[TASK PROMPT]: Without including any images, repeat the data exactly.
>> start
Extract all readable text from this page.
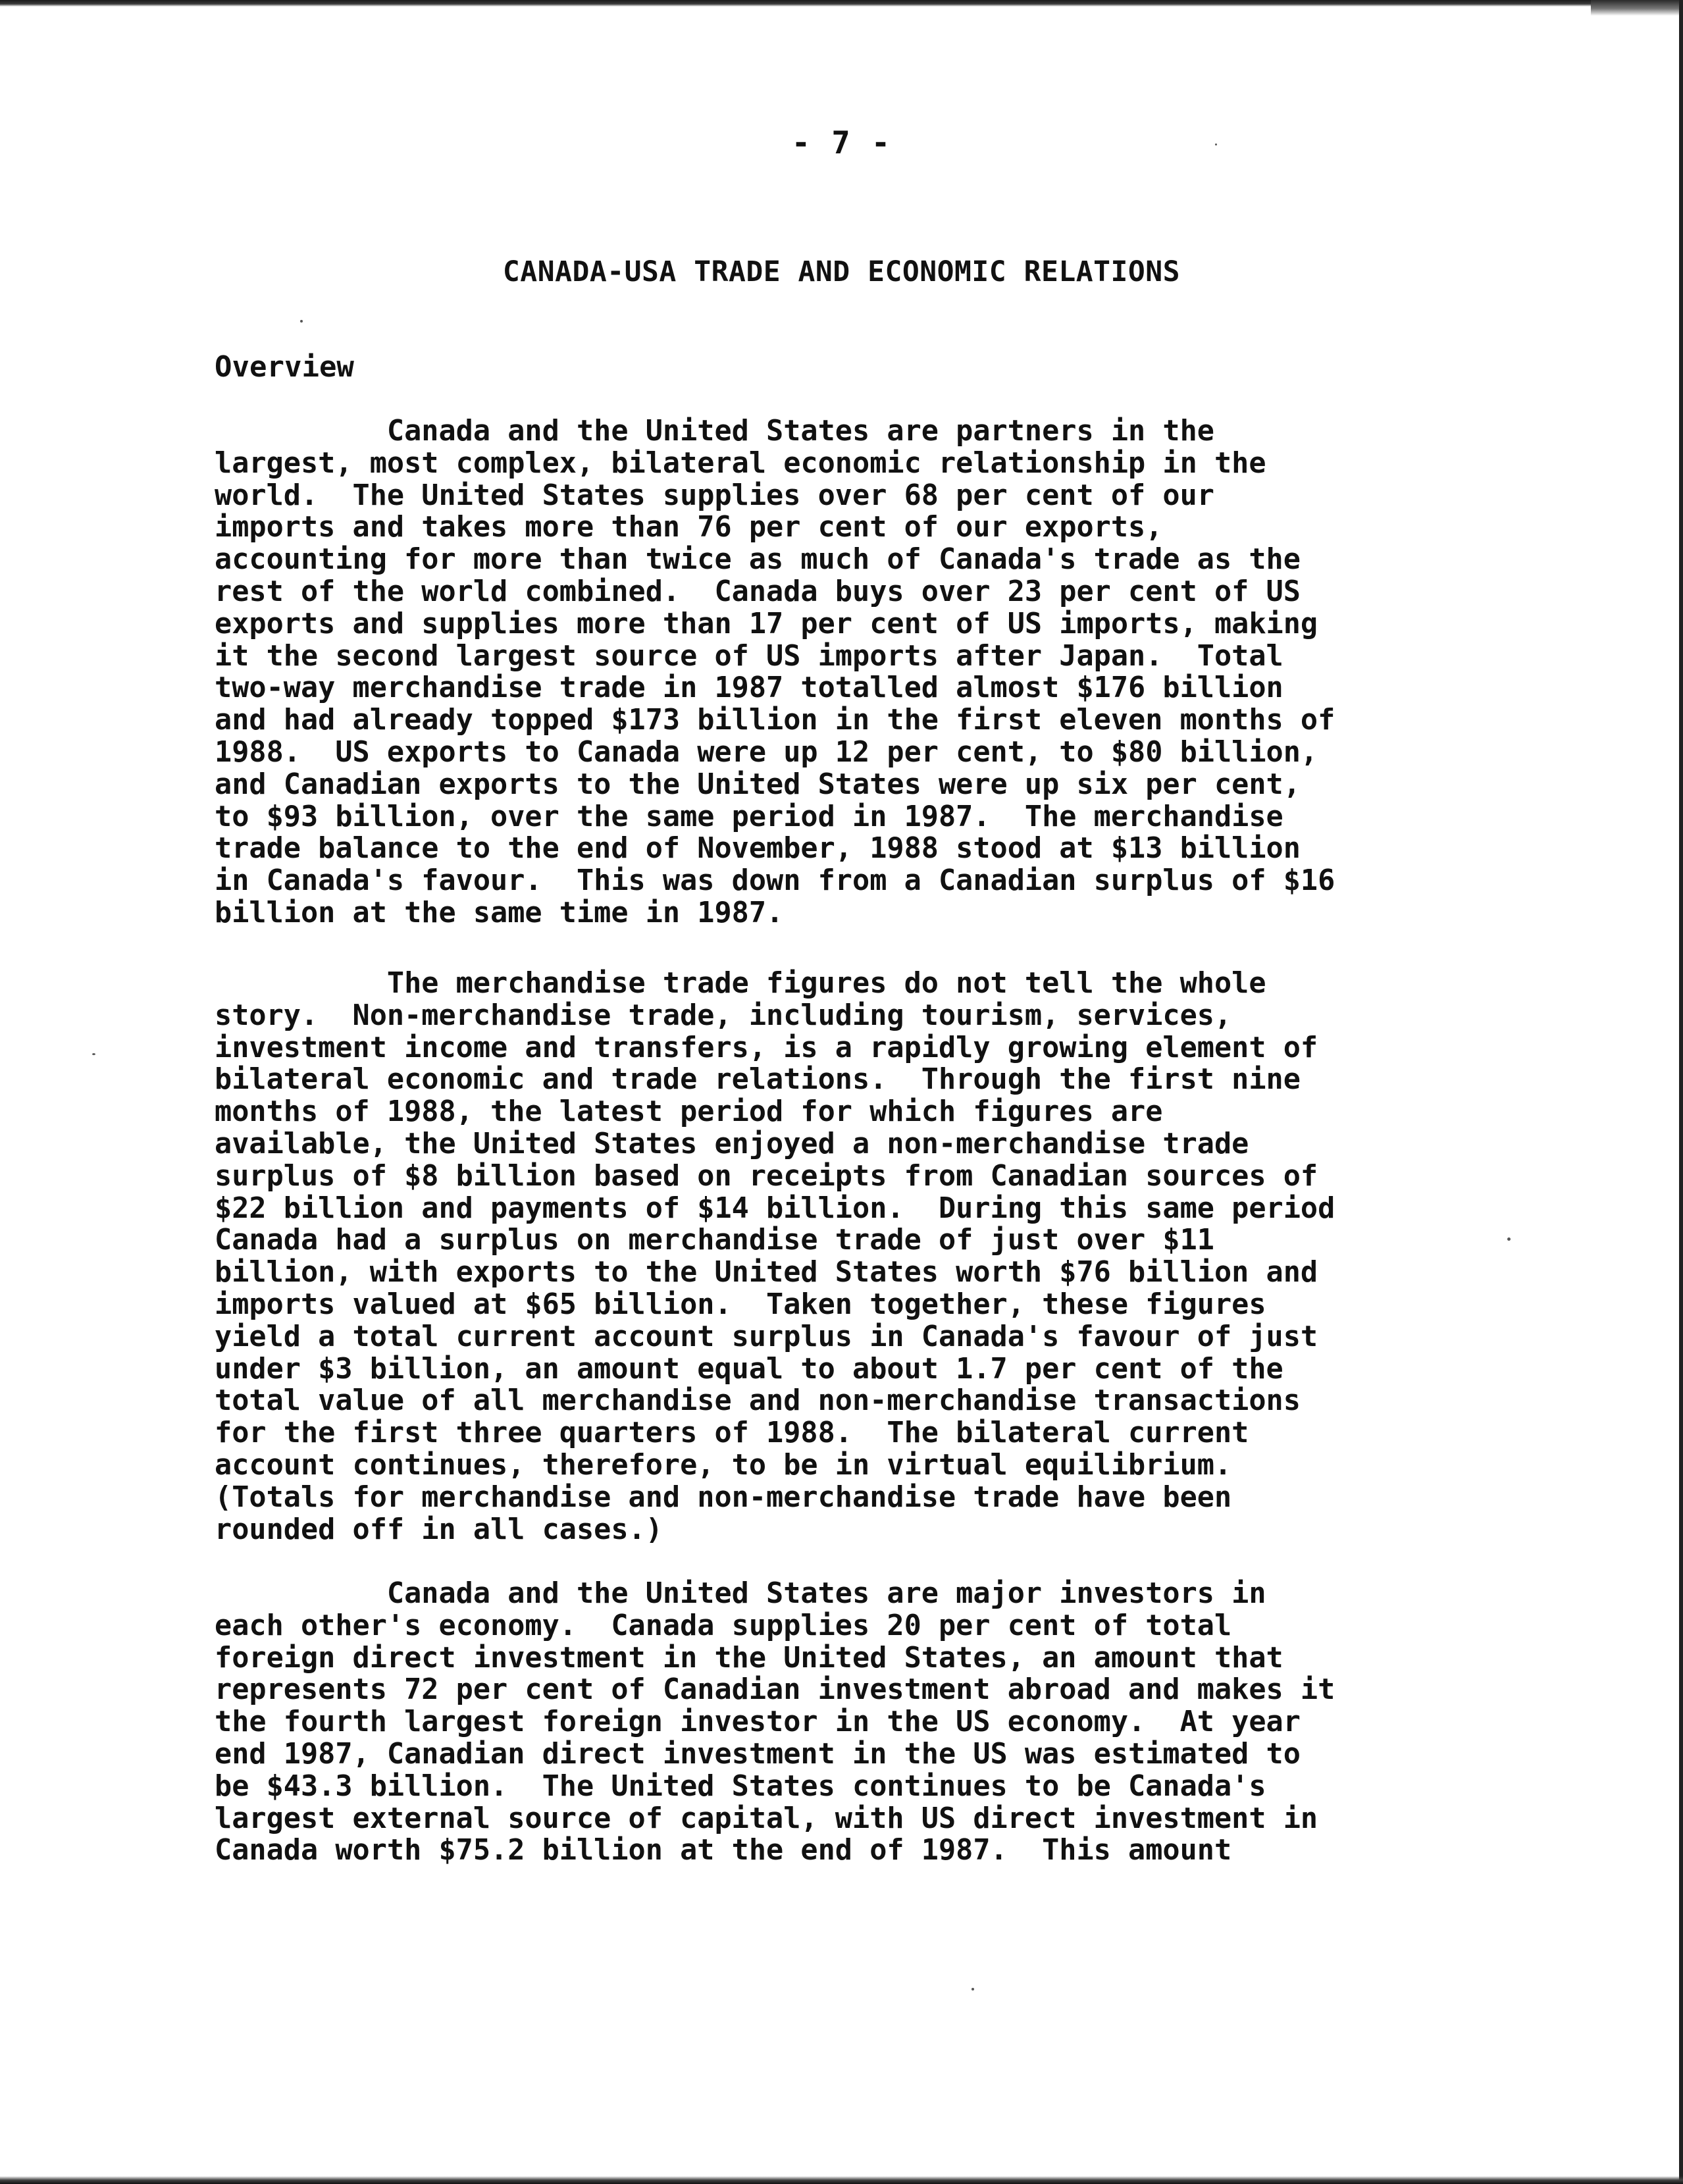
- 7 -
CANADA-USA TRADE AND ECONOMIC RELATIONS
Overview
Canada and the United States are partners in the
largest, most complex, bilateral economic relationship in the
world.  The United States supplies over 68 per cent of our
imports and takes more than 76 per cent of our exports,
accounting for more than twice as much of Canada's trade as the
rest of the world combined.  Canada buys over 23 per cent of US
exports and supplies more than 17 per cent of US imports, making
it the second largest source of US imports after Japan.  Total
two-way merchandise trade in 1987 totalled almost $176 billion
and had already topped $173 billion in the first eleven months of
1988.  US exports to Canada were up 12 per cent, to $80 billion,
and Canadian exports to the United States were up six per cent,
to $93 billion, over the same period in 1987.  The merchandise
trade balance to the end of November, 1988 stood at $13 billion
in Canada's favour.  This was down from a Canadian surplus of $16
billion at the same time in 1987.
The merchandise trade figures do not tell the whole
story.  Non-merchandise trade, including tourism, services,
investment income and transfers, is a rapidly growing element of
bilateral economic and trade relations.  Through the first nine
months of 1988, the latest period for which figures are
available, the United States enjoyed a non-merchandise trade
surplus of $8 billion based on receipts from Canadian sources of
$22 billion and payments of $14 billion.  During this same period
Canada had a surplus on merchandise trade of just over $11
billion, with exports to the United States worth $76 billion and
imports valued at $65 billion.  Taken together, these figures
yield a total current account surplus in Canada's favour of just
under $3 billion, an amount equal to about 1.7 per cent of the
total value of all merchandise and non-merchandise transactions
for the first three quarters of 1988.  The bilateral current
account continues, therefore, to be in virtual equilibrium.
(Totals for merchandise and non-merchandise trade have been
rounded off in all cases.)
Canada and the United States are major investors in
each other's economy.  Canada supplies 20 per cent of total
foreign direct investment in the United States, an amount that
represents 72 per cent of Canadian investment abroad and makes it
the fourth largest foreign investor in the US economy.  At year
end 1987, Canadian direct investment in the US was estimated to
be $43.3 billion.  The United States continues to be Canada's
largest external source of capital, with US direct investment in
Canada worth $75.2 billion at the end of 1987.  This amount
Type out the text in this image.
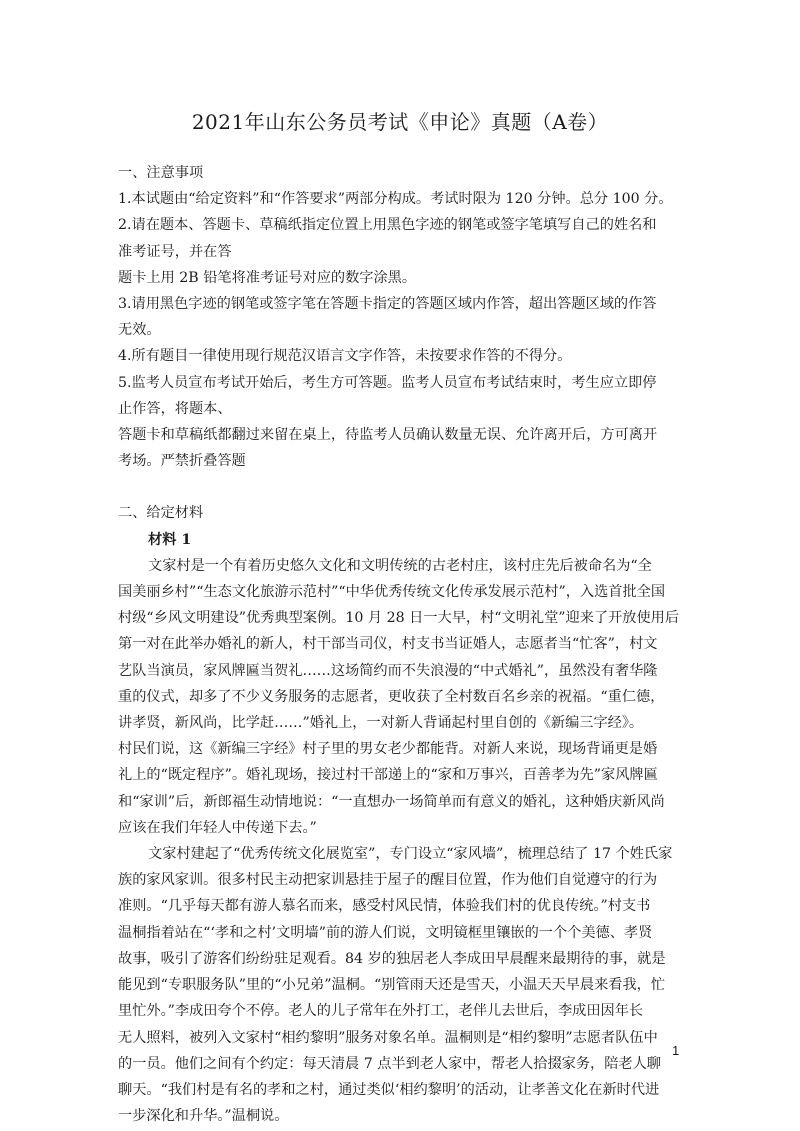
2021年山东公务员考试《申论》真题（A卷）
一、注意事项
1.本试题由“给定资料”和“作答要求”两部分构成。考试时限为 120 分钟。总分 100 分。
2.请在题本、答题卡、草稿纸指定位置上用黑色字迹的钢笔或签字笔填写自己的姓名和
准考证号，并在答
题卡上用 2B 铅笔将准考证号对应的数字涂黑。
3.请用黑色字迹的钢笔或签字笔在答题卡指定的答题区域内作答，超出答题区域的作答
无效。
4.所有题目一律使用现行规范汉语言文字作答，未按要求作答的不得分。
5.监考人员宣布考试开始后，考生方可答题。监考人员宣布考试结束时，考生应立即停
止作答，将题本、
答题卡和草稿纸都翻过来留在桌上，待监考人员确认数量无误、允许离开后，方可离开
考场。严禁折叠答题
二、给定材料
材料 1
文家村是一个有着历史悠久文化和文明传统的古老村庄，该村庄先后被命名为“全
国美丽乡村”“生态文化旅游示范村”“中华优秀传统文化传承发展示范村”，入选首批全国
村级“乡风文明建设”优秀典型案例。10 月 28 日一大早，村“文明礼堂”迎来了开放使用后
第一对在此举办婚礼的新人，村干部当司仪，村支书当证婚人，志愿者当“忙客”，村文
艺队当演员，家风牌匾当贺礼……这场简约而不失浪漫的“中式婚礼”，虽然没有奢华隆
重的仪式，却多了不少义务服务的志愿者，更收获了全村数百名乡亲的祝福。“重仁德，
讲孝贤，新风尚，比学赶……”婚礼上，一对新人背诵起村里自创的《新编三字经》。
村民们说，这《新编三字经》村子里的男女老少都能背。对新人来说，现场背诵更是婚
礼上的“既定程序”。婚礼现场，接过村干部递上的“家和万事兴，百善孝为先”家风牌匾
和“家训”后，新郎福生动情地说：“一直想办一场简单而有意义的婚礼，这种婚庆新风尚
应该在我们年轻人中传递下去。”
文家村建起了“优秀传统文化展览室”，专门设立“家风墙”，梳理总结了 17 个姓氏家
族的家风家训。很多村民主动把家训悬挂于屋子的醒目位置，作为他们自觉遵守的行为
准则。“几乎每天都有游人慕名而来，感受村风民情，体验我们村的优良传统。”村支书
温桐指着站在“‘孝和之村’文明墙”前的游人们说，文明镜框里镶嵌的一个个美德、孝贤
故事，吸引了游客们纷纷驻足观看。84 岁的独居老人李成田早晨醒来最期待的事，就是
能见到“专职服务队”里的“小兄弟”温桐。“别管雨天还是雪天，小温天天早晨来看我，忙
里忙外。”李成田夸个不停。老人的儿子常年在外打工，老伴儿去世后，李成田因年长
无人照料，被列入文家村“相约黎明”服务对象名单。温桐则是“相约黎明”志愿者队伍中
的一员。他们之间有个约定：每天清晨 7 点半到老人家中，帮老人拾掇家务，陪老人聊
聊天。“我们村是有名的孝和之村，通过类似‘相约黎明’的活动，让孝善文化在新时代进
一步深化和升华。”温桐说。
1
>> end
[RESPONSE FOR THIS EXERCISE]:
Extract all readable text from this page.
- 7 -
CANADA-USA TRADE AND ECONOMIC RELATIONS
Overview
Canada and the United States are partners in the
largest, most complex, bilateral economic relationship in the
world.  The United States supplies over 68 per cent of our
imports and takes more than 76 per cent of our exports,
accounting for more than twice as much of Canada's trade as the
rest of the world combined.  Canada buys over 23 per cent of US
exports and supplies more than 17 per cent of US imports, making
it the second largest source of US imports after Japan.  Total
two-way merchandise trade in 1987 totalled almost $176 billion
and had already topped $173 billion in the first eleven months of
1988.  US exports to Canada were up 12 per cent, to $80 billion,
and Canadian exports to the United States were up six per cent,
to $93 billion, over the same period in 1987.  The merchandise
trade balance to the end of November, 1988 stood at $13 billion
in Canada's favour.  This was down from a Canadian surplus of $16
billion at the same time in 1987.
The merchandise trade figures do not tell the whole
story.  Non-merchandise trade, including tourism, services,
investment income and transfers, is a rapidly growing element of
bilateral economic and trade relations.  Through the first nine
months of 1988, the latest period for which figures are
available, the United States enjoyed a non-merchandise trade
surplus of $8 billion based on receipts from Canadian sources of
$22 billion and payments of $14 billion.  During this same period
Canada had a surplus on merchandise trade of just over $11
billion, with exports to the United States worth $76 billion and
imports valued at $65 billion.  Taken together, these figures
yield a total current account surplus in Canada's favour of just
under $3 billion, an amount equal to about 1.7 per cent of the
total value of all merchandise and non-merchandise transactions
for the first three quarters of 1988.  The bilateral current
account continues, therefore, to be in virtual equilibrium.
(Totals for merchandise and non-merchandise trade have been
rounded off in all cases.)
Canada and the United States are major investors in
each other's economy.  Canada supplies 20 per cent of total
foreign direct investment in the United States, an amount that
represents 72 per cent of Canadian investment abroad and makes it
the fourth largest foreign investor in the US economy.  At year
end 1987, Canadian direct investment in the US was estimated to
be $43.3 billion.  The United States continues to be Canada's
largest external source of capital, with US direct investment in
Canada worth $75.2 billion at the end of 1987.  This amount
Type out the text in this image.
2021年山东公务员考试《申论》真题（A卷）
一、注意事项
1.本试题由“给定资料”和“作答要求”两部分构成。考试时限为 120 分钟。总分 100 分。
2.请在题本、答题卡、草稿纸指定位置上用黑色字迹的钢笔或签字笔填写自己的姓名和
准考证号，并在答
题卡上用 2B 铅笔将准考证号对应的数字涂黑。
3.请用黑色字迹的钢笔或签字笔在答题卡指定的答题区域内作答，超出答题区域的作答
无效。
4.所有题目一律使用现行规范汉语言文字作答，未按要求作答的不得分。
5.监考人员宣布考试开始后，考生方可答题。监考人员宣布考试结束时，考生应立即停
止作答，将题本、
答题卡和草稿纸都翻过来留在桌上，待监考人员确认数量无误、允许离开后，方可离开
考场。严禁折叠答题
二、给定材料
材料 1
文家村是一个有着历史悠久文化和文明传统的古老村庄，该村庄先后被命名为“全
国美丽乡村”“生态文化旅游示范村”“中华优秀传统文化传承发展示范村”，入选首批全国
村级“乡风文明建设”优秀典型案例。10 月 28 日一大早，村“文明礼堂”迎来了开放使用后
第一对在此举办婚礼的新人，村干部当司仪，村支书当证婚人，志愿者当“忙客”，村文
艺队当演员，家风牌匾当贺礼……这场简约而不失浪漫的“中式婚礼”，虽然没有奢华隆
重的仪式，却多了不少义务服务的志愿者，更收获了全村数百名乡亲的祝福。“重仁德，
讲孝贤，新风尚，比学赶……”婚礼上，一对新人背诵起村里自创的《新编三字经》。
村民们说，这《新编三字经》村子里的男女老少都能背。对新人来说，现场背诵更是婚
礼上的“既定程序”。婚礼现场，接过村干部递上的“家和万事兴，百善孝为先”家风牌匾
和“家训”后，新郎福生动情地说：“一直想办一场简单而有意义的婚礼，这种婚庆新风尚
应该在我们年轻人中传递下去。”
文家村建起了“优秀传统文化展览室”，专门设立“家风墙”，梳理总结了 17 个姓氏家
族的家风家训。很多村民主动把家训悬挂于屋子的醒目位置，作为他们自觉遵守的行为
准则。“几乎每天都有游人慕名而来，感受村风民情，体验我们村的优良传统。”村支书
温桐指着站在“‘孝和之村’文明墙”前的游人们说，文明镜框里镶嵌的一个个美德、孝贤
故事，吸引了游客们纷纷驻足观看。84 岁的独居老人李成田早晨醒来最期待的事，就是
能见到“专职服务队”里的“小兄弟”温桐。“别管雨天还是雪天，小温天天早晨来看我，忙
里忙外。”李成田夸个不停。老人的儿子常年在外打工，老伴儿去世后，李成田因年长
无人照料，被列入文家村“相约黎明”服务对象名单。温桐则是“相约黎明”志愿者队伍中
的一员。他们之间有个约定：每天清晨 7 点半到老人家中，帮老人拾掇家务，陪老人聊
聊天。“我们村是有名的孝和之村，通过类似‘相约黎明’的活动，让孝善文化在新时代进
一步深化和升华。”温桐说。
1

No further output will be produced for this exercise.